Make an exact copy of all the data.

SUPPLIED MATERIAL =
⁂

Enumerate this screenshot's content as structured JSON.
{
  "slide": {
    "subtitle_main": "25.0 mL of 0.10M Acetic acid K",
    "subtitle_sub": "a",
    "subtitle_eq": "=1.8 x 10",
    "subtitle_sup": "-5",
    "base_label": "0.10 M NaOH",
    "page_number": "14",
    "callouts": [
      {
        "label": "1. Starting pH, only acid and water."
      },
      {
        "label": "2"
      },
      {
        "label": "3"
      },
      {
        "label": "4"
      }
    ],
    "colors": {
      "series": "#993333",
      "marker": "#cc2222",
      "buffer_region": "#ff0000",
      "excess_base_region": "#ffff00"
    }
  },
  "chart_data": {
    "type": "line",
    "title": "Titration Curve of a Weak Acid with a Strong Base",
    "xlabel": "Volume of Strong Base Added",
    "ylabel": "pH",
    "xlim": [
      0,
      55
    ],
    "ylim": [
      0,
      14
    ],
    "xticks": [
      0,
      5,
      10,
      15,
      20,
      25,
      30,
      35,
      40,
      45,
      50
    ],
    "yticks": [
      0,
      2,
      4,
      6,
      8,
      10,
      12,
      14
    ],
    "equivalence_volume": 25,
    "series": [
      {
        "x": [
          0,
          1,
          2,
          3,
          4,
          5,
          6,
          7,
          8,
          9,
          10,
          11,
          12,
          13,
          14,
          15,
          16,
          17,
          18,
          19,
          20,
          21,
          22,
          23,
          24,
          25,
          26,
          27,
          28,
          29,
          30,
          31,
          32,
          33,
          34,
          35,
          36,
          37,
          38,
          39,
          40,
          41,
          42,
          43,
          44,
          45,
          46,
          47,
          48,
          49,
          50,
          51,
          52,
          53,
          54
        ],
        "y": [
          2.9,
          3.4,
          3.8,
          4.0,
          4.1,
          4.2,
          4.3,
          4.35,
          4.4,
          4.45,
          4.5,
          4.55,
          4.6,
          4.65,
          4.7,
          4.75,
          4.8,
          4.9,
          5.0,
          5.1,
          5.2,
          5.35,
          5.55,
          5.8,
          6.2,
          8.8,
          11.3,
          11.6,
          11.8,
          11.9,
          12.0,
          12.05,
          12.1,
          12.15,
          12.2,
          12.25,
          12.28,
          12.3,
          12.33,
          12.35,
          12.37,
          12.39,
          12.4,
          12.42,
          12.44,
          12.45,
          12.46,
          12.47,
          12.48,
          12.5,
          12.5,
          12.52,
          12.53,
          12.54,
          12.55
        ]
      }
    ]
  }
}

⁂

REPLY =
Enumerate this screenshot's content as structured JSON.
{
  "slide": {
    "subtitle_main": "25.0 mL of 0.10M Acetic acid K",
    "subtitle_sub": "a",
    "subtitle_eq": "=1.8 x 10",
    "subtitle_sup": "-5",
    "base_label": "0.10 M NaOH",
    "page_number": "14",
    "callouts": [
      {
        "label": "1. Starting pH, only acid and water."
      },
      {
        "label": "2"
      },
      {
        "label": "3"
      },
      {
        "label": "4"
      }
    ],
    "colors": {
      "series": "#993333",
      "marker": "#cc2222",
      "buffer_region": "#ff0000",
      "excess_base_region": "#ffff00"
    }
  },
  "chart_data": {
    "type": "line",
    "title": "Titration Curve of a Weak Acid with a Strong Base",
    "xlabel": "Volume of Strong Base Added",
    "ylabel": "pH",
    "xlim": [
      0,
      55
    ],
    "ylim": [
      0,
      14
    ],
    "xticks": [
      0,
      5,
      10,
      15,
      20,
      25,
      30,
      35,
      40,
      45,
      50
    ],
    "yticks": [
      0,
      2,
      4,
      6,
      8,
      10,
      12,
      14
    ],
    "equivalence_volume": 25,
    "series": [
      {
        "x": [
          0,
          1,
          2,
          3,
          4,
          5,
          6,
          7,
          8,
          9,
          10,
          11,
          12,
          13,
          14,
          15,
          16,
          17,
          18,
          19,
          20,
          21,
          22,
          23,
          24,
          25,
          26,
          27,
          28,
          29,
          30,
          31,
          32,
          33,
          34,
          35,
          36,
          37,
          38,
          39,
          40,
          41,
          42,
          43,
          44,
          45,
          46,
          47,
          48,
          49,
          50,
          51,
          52,
          53,
          54
        ],
        "y": [
          2.9,
          3.4,
          3.8,
          4.0,
          4.1,
          4.2,
          4.3,
          4.35,
          4.4,
          4.45,
          4.5,
          4.55,
          4.6,
          4.65,
          4.7,
          4.75,
          4.8,
          4.9,
          5.0,
          5.1,
          5.2,
          5.35,
          5.55,
          5.8,
          6.2,
          8.8,
          11.3,
          11.6,
          11.8,
          11.9,
          12.0,
          12.05,
          12.1,
          12.15,
          12.2,
          12.25,
          12.28,
          12.3,
          12.33,
          12.35,
          12.37,
          12.39,
          12.4,
          12.42,
          12.44,
          12.45,
          12.46,
          12.47,
          12.48,
          12.5,
          12.5,
          12.52,
          12.53,
          12.54,
          12.55
        ]
      }
    ]
  }
}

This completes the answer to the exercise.